__Stated goal__.
Gather the lines that hold the string "PRODUCT".

__Exercise materials__.

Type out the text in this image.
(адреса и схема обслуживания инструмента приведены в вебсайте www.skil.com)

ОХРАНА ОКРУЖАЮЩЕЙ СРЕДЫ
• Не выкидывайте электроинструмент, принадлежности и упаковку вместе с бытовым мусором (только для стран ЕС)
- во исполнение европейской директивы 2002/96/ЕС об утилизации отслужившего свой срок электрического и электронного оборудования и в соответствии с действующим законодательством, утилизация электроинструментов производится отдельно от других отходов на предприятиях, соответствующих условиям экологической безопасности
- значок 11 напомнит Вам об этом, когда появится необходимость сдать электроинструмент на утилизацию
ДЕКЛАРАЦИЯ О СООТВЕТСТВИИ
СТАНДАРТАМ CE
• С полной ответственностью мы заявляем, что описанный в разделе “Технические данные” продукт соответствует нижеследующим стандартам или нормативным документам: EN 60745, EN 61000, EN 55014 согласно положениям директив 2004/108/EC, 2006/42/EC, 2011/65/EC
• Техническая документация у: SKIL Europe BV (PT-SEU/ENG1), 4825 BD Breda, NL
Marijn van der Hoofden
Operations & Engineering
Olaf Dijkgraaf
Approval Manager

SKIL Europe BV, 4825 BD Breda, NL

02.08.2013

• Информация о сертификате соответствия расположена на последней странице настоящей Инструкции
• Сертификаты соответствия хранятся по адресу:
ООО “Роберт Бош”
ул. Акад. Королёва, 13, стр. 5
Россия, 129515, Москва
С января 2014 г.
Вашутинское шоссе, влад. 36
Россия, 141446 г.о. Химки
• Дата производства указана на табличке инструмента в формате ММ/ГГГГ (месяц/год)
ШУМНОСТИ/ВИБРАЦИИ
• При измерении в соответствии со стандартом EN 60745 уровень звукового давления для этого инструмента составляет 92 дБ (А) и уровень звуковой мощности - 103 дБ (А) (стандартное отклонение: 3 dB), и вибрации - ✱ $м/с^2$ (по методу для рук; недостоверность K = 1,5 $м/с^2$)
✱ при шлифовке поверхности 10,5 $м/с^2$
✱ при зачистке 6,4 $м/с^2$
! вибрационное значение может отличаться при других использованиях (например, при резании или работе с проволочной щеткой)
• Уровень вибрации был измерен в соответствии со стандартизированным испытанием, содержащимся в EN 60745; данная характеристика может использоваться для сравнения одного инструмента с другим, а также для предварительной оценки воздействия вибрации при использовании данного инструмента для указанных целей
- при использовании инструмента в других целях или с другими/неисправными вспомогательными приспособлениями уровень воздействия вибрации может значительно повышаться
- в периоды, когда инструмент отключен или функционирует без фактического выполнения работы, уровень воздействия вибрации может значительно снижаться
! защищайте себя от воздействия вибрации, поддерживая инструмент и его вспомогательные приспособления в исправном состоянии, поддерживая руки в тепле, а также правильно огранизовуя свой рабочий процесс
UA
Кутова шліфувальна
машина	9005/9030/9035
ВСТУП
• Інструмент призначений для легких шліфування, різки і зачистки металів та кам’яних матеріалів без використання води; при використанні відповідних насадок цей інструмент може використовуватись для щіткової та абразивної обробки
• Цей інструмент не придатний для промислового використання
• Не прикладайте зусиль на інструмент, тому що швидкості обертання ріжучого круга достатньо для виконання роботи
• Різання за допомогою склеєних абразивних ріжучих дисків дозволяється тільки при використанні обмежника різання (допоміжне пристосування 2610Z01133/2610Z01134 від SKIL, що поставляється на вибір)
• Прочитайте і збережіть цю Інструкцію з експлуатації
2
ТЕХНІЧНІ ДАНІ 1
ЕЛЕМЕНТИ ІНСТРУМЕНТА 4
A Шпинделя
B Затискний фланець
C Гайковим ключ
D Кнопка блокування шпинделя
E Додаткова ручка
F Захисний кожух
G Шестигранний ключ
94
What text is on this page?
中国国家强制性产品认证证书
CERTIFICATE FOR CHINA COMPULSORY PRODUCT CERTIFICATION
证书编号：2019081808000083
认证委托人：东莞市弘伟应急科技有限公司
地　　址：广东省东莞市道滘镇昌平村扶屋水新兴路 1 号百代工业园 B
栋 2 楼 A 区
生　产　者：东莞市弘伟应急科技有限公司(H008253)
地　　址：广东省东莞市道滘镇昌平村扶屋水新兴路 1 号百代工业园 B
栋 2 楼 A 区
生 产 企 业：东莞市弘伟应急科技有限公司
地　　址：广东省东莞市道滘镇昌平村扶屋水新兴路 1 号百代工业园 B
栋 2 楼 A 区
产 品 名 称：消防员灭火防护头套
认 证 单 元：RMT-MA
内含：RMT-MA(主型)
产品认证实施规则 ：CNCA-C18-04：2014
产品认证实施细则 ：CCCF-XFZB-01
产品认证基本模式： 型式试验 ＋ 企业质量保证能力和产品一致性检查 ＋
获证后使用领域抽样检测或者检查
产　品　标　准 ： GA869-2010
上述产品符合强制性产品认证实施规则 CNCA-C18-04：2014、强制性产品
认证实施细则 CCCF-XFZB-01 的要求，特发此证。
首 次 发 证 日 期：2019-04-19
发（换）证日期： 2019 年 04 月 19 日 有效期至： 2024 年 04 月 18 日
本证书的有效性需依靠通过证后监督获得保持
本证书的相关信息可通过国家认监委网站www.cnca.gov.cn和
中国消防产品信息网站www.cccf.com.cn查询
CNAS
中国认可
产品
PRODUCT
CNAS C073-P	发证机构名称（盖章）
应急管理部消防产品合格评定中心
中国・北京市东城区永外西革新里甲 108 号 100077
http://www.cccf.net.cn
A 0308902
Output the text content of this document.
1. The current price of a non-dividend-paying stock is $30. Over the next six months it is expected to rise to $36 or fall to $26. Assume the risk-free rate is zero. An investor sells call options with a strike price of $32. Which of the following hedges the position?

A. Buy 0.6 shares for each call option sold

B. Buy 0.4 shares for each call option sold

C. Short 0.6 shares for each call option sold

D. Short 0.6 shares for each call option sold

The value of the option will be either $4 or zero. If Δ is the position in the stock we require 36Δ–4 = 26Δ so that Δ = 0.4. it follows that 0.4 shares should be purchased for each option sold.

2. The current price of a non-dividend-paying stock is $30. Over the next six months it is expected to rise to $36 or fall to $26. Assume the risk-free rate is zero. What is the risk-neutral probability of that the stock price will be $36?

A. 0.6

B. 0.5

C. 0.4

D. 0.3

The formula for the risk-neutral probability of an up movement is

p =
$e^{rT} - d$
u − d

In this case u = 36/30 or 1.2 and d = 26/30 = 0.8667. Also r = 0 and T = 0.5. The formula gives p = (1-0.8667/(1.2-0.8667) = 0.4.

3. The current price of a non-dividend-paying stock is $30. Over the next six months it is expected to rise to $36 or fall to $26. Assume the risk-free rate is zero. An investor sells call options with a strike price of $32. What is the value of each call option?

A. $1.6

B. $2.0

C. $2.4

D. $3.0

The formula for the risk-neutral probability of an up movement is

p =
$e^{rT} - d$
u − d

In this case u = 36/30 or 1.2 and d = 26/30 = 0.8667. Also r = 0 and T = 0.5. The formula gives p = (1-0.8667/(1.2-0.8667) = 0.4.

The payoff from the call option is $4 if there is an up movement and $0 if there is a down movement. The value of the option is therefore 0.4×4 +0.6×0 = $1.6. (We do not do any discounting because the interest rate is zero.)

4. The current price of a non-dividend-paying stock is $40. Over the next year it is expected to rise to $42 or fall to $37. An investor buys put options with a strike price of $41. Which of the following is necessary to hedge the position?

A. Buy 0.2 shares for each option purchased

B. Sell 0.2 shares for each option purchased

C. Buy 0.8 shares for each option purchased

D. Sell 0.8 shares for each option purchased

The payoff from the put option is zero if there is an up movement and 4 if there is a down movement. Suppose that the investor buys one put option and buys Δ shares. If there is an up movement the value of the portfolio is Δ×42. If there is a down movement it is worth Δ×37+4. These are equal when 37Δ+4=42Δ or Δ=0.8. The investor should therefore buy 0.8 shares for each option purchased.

__Exercise answer__.
CERTIFICATE FOR CHINA COMPULSORY PRODUCT CERTIFICATION
PRODUCT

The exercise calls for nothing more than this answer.